◆ Direction ◆
Tally the lines that contain the string "label" and give the number by itself.

◆ Data extract ◆
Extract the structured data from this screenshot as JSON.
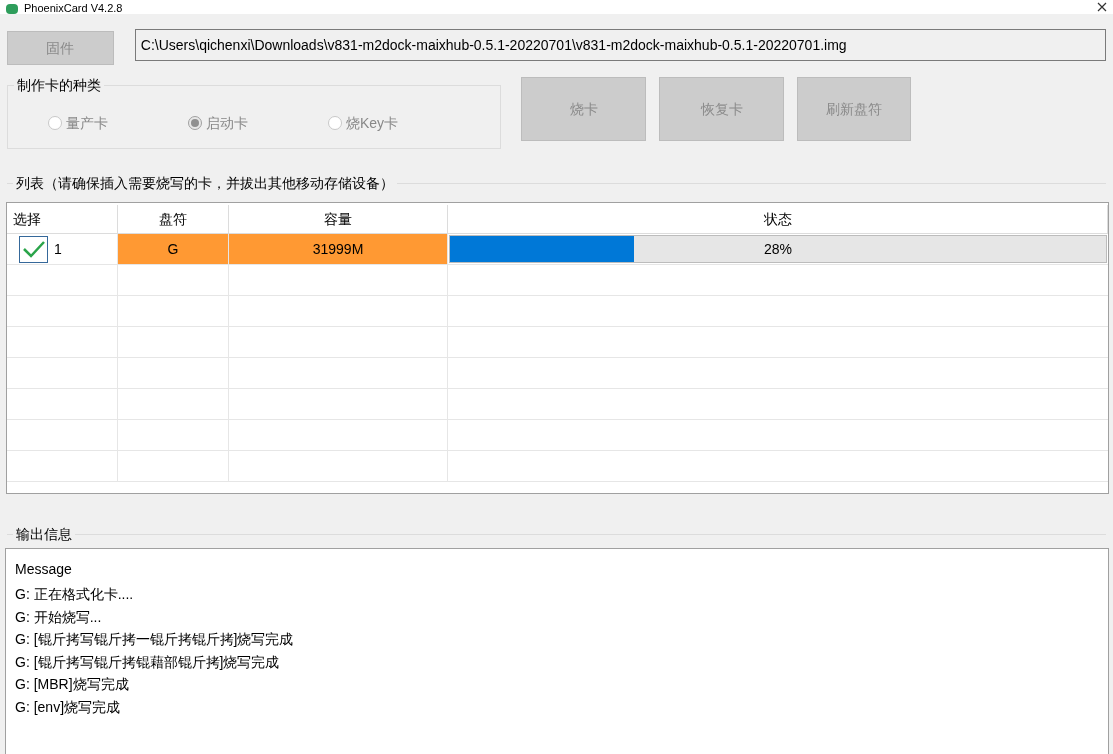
{
  "window": {
    "title": "PhoenixCard V4.2.8"
  },
  "firmware_button": {
    "label": "固件",
    "disabled": true
  },
  "firmware_path": {
    "value": "C:\\Users\\qichenxi\\Downloads\\v831-m2dock-maixhub-0.5.1-20220701\\v831-m2dock-maixhub-0.5.1-20220701.img"
  },
  "card_type": {
    "title": "制作卡的种类",
    "options": [
      {
        "label": "量产卡",
        "selected": false
      },
      {
        "label": "启动卡",
        "selected": true
      },
      {
        "label": "烧Key卡",
        "selected": false
      }
    ]
  },
  "actions": [
    {
      "label": "烧卡",
      "disabled": true
    },
    {
      "label": "恢复卡",
      "disabled": true
    },
    {
      "label": "刷新盘符",
      "disabled": true
    }
  ],
  "list": {
    "title": "列表（请确保插入需要烧写的卡，并拔出其他移动存储设备）",
    "columns": [
      "选择",
      "盘符",
      "容量",
      "状态"
    ],
    "rows": [
      {
        "checked": true,
        "index": "1",
        "drive": "G",
        "capacity": "31999M",
        "level": 0.28,
        "progress": "28%",
        "color": "#ff9933"
      }
    ]
  },
  "output": {
    "title": "输出信息",
    "header": "Message",
    "lines": [
      "G: 正在格式化卡....",
      "G: 开始烧写...",
      "G: [锟斤拷写锟斤拷一锟斤拷锟斤拷]烧写完成",
      "G: [锟斤拷写锟斤拷锟藉部锟斤拷]烧写完成",
      "G: [MBR]烧写完成",
      "G: [env]烧写完成"
    ]
  }
}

◆ Exercise output ◆
7